▶ **Work to complete**: Return every one of the lines below verbatim and in their original order, omitting the pictures.

▶ **Records for processing**:
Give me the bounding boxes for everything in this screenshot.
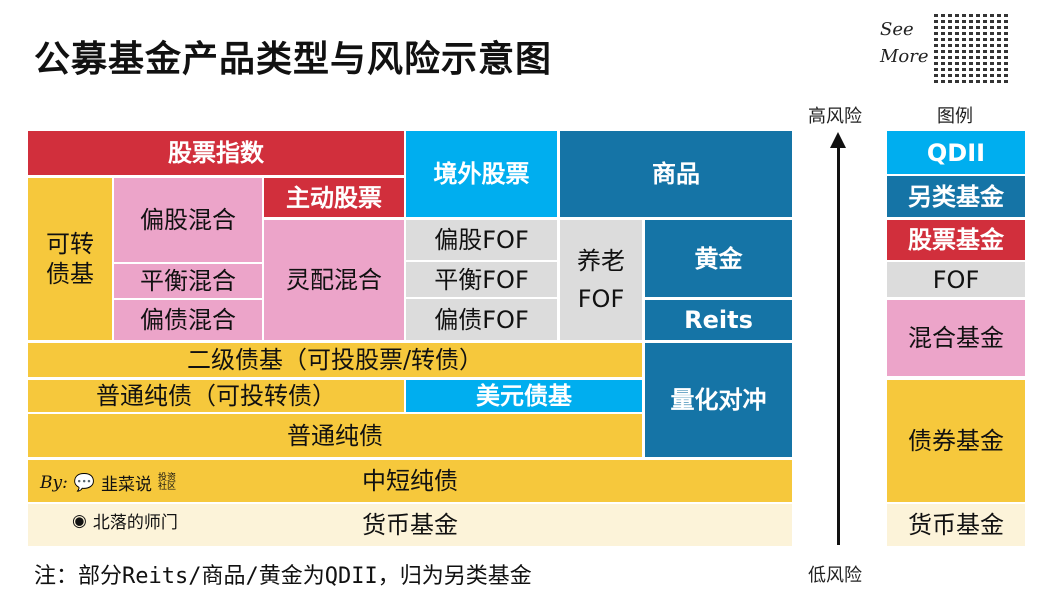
block-short-bond: 中短纯债	[28, 460, 792, 502]
block-reits: Reits	[645, 300, 792, 340]
page-title: 公募基金产品类型与风险示意图	[34, 39, 553, 80]
weibo-icon: ◉	[72, 510, 87, 531]
low-risk-label: 低风险	[808, 565, 862, 586]
block-balanced-mixed: 平衡混合	[114, 264, 262, 298]
legend-qdii: QDII	[887, 131, 1025, 174]
risk-axis-line	[837, 140, 840, 545]
see-more-label: See More	[880, 19, 929, 67]
block-overseas-stock: 境外股票	[406, 131, 557, 217]
high-risk-label: 高风险	[808, 106, 862, 127]
block-stock-index: 股票指数	[28, 131, 404, 175]
block-money: 货币基金	[28, 504, 792, 546]
legend-bond: 债券基金	[887, 380, 1025, 502]
legend-title: 图例	[937, 106, 973, 127]
block-gold: 黄金	[645, 220, 792, 297]
legend-money: 货币基金	[887, 504, 1025, 546]
block-usd-bond: 美元债基	[406, 380, 642, 412]
block-equity-fof: 偏股FOF	[406, 220, 557, 260]
by-label: By:	[40, 472, 68, 493]
footnote: 注：部分Reits/商品/黄金为QDII，归为另类基金	[34, 564, 532, 589]
block-active-stock: 主动股票	[264, 178, 404, 217]
block-bond-fof: 偏债FOF	[406, 299, 557, 340]
block-pension-fof: 养老FOF	[560, 220, 642, 340]
wechat-icon: 💬	[73, 472, 95, 493]
legend-alternative: 另类基金	[887, 176, 1025, 217]
block-pure-bond-conv: 普通纯债（可投转债）	[28, 380, 404, 412]
qr-code-icon	[934, 12, 1008, 86]
watermark-weibo: ◉ 北落的师门	[72, 508, 178, 534]
block-bond-mixed: 偏债混合	[114, 300, 262, 340]
block-commodity: 商品	[560, 131, 792, 217]
block-pure-bond: 普通纯债	[28, 414, 642, 457]
block-convertible: 可转债基	[28, 178, 112, 340]
block-equity-mixed: 偏股混合	[114, 178, 262, 262]
wechat-name: 韭菜说	[101, 475, 152, 495]
block-secondary-bond: 二级债基（可投股票/转债）	[28, 343, 642, 377]
legend-fof: FOF	[887, 262, 1025, 297]
watermark-wechat: By: 💬 韭菜说 投资社区	[40, 470, 178, 496]
wechat-tag: 投资社区	[158, 472, 177, 492]
block-quant-hedge: 量化对冲	[645, 343, 792, 457]
legend-stock: 股票基金	[887, 220, 1025, 260]
block-balanced-fof: 平衡FOF	[406, 262, 557, 297]
legend-mixed: 混合基金	[887, 300, 1025, 376]
block-flexible-mixed: 灵配混合	[264, 220, 404, 340]
weibo-name: 北落的师门	[92, 513, 178, 533]
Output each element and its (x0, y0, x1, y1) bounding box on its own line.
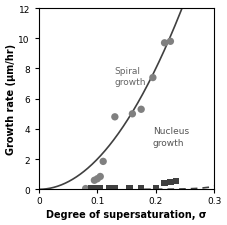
X-axis label: Degree of supersaturation, σ: Degree of supersaturation, σ (46, 209, 207, 219)
Point (90, 187, 93, 191)
Point (101, 160, 105, 164)
Point (113, 115, 117, 119)
Point (169, 180, 172, 184)
Point (154, 186, 158, 190)
Point (128, 187, 131, 191)
Y-axis label: Growth rate (μm/hr): Growth rate (μm/hr) (5, 44, 16, 155)
Point (163, 42, 166, 45)
Point (163, 182, 166, 185)
Point (99, 175, 102, 178)
Point (113, 187, 117, 191)
Text: Nucleus
growth: Nucleus growth (153, 127, 189, 147)
Point (93, 179, 96, 182)
Point (96, 177, 99, 181)
Point (169, 40, 172, 44)
Point (151, 76, 155, 80)
Text: Spiral
growth: Spiral growth (115, 67, 146, 87)
Point (84, 187, 87, 191)
Point (174, 179, 178, 183)
Point (139, 108, 143, 112)
Point (96, 187, 99, 191)
Point (107, 187, 111, 191)
Point (99, 187, 102, 191)
Point (139, 187, 143, 191)
Point (131, 112, 134, 116)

▶ **Result for this task**:
Give me the bounding boxes for everything in this screenshot.
block-short-bond: 中短纯债	[28, 460, 792, 502]
block-reits: Reits	[645, 300, 792, 340]
page-title: 公募基金产品类型与风险示意图	[34, 39, 553, 80]
weibo-icon: ◉	[72, 510, 87, 531]
low-risk-label: 低风险	[808, 565, 862, 586]
block-balanced-mixed: 平衡混合	[114, 264, 262, 298]
legend-qdii: QDII	[887, 131, 1025, 174]
risk-axis-line	[837, 140, 840, 545]
see-more-label: See More	[880, 19, 929, 67]
block-overseas-stock: 境外股票	[406, 131, 557, 217]
high-risk-label: 高风险	[808, 106, 862, 127]
block-stock-index: 股票指数	[28, 131, 404, 175]
block-money: 货币基金	[28, 504, 792, 546]
legend-bond: 债券基金	[887, 380, 1025, 502]
legend-title: 图例	[937, 106, 973, 127]
block-gold: 黄金	[645, 220, 792, 297]
legend-money: 货币基金	[887, 504, 1025, 546]
block-usd-bond: 美元债基	[406, 380, 642, 412]
block-equity-fof: 偏股FOF	[406, 220, 557, 260]
by-label: By:	[40, 472, 68, 493]
footnote: 注：部分Reits/商品/黄金为QDII，归为另类基金	[34, 564, 532, 589]
block-active-stock: 主动股票	[264, 178, 404, 217]
block-bond-fof: 偏债FOF	[406, 299, 557, 340]
block-pension-fof: 养老FOF	[560, 220, 642, 340]
wechat-icon: 💬	[73, 472, 95, 493]
legend-alternative: 另类基金	[887, 176, 1025, 217]
block-pure-bond-conv: 普通纯债（可投转债）	[28, 380, 404, 412]
qr-code-icon	[934, 12, 1008, 86]
watermark-weibo: ◉ 北落的师门	[72, 508, 178, 534]
block-bond-mixed: 偏债混合	[114, 300, 262, 340]
block-commodity: 商品	[560, 131, 792, 217]
block-pure-bond: 普通纯债	[28, 414, 642, 457]
block-convertible: 可转债基	[28, 178, 112, 340]
block-equity-mixed: 偏股混合	[114, 178, 262, 262]
wechat-name: 韭菜说	[101, 475, 152, 495]
block-secondary-bond: 二级债基（可投股票/转债）	[28, 343, 642, 377]
legend-fof: FOF	[887, 262, 1025, 297]
watermark-wechat: By: 💬 韭菜说 投资社区	[40, 470, 178, 496]
wechat-tag: 投资社区	[158, 472, 177, 492]
block-quant-hedge: 量化对冲	[645, 343, 792, 457]
legend-stock: 股票基金	[887, 220, 1025, 260]
block-balanced-fof: 平衡FOF	[406, 262, 557, 297]
legend-mixed: 混合基金	[887, 300, 1025, 376]
block-flexible-mixed: 灵配混合	[264, 220, 404, 340]
weibo-name: 北落的师门	[92, 513, 178, 533]
Output each element and its (x0, y0, x1, y1) bounding box on its own line.
X-axis label: Degree of supersaturation, σ: Degree of supersaturation, σ (46, 209, 207, 219)
Point (90, 187, 93, 191)
Point (101, 160, 105, 164)
Point (113, 115, 117, 119)
Point (169, 180, 172, 184)
Point (154, 186, 158, 190)
Point (128, 187, 131, 191)
Y-axis label: Growth rate (μm/hr): Growth rate (μm/hr) (5, 44, 16, 155)
Point (163, 42, 166, 45)
Point (163, 182, 166, 185)
Point (99, 175, 102, 178)
Point (113, 187, 117, 191)
Text: Nucleus
growth: Nucleus growth (153, 127, 189, 147)
Point (93, 179, 96, 182)
Point (96, 177, 99, 181)
Point (169, 40, 172, 44)
Point (151, 76, 155, 80)
Text: Spiral
growth: Spiral growth (115, 67, 146, 87)
Point (84, 187, 87, 191)
Point (174, 179, 178, 183)
Point (139, 108, 143, 112)
Point (96, 187, 99, 191)
Point (107, 187, 111, 191)
Point (99, 187, 102, 191)
Point (139, 187, 143, 191)
Point (131, 112, 134, 116)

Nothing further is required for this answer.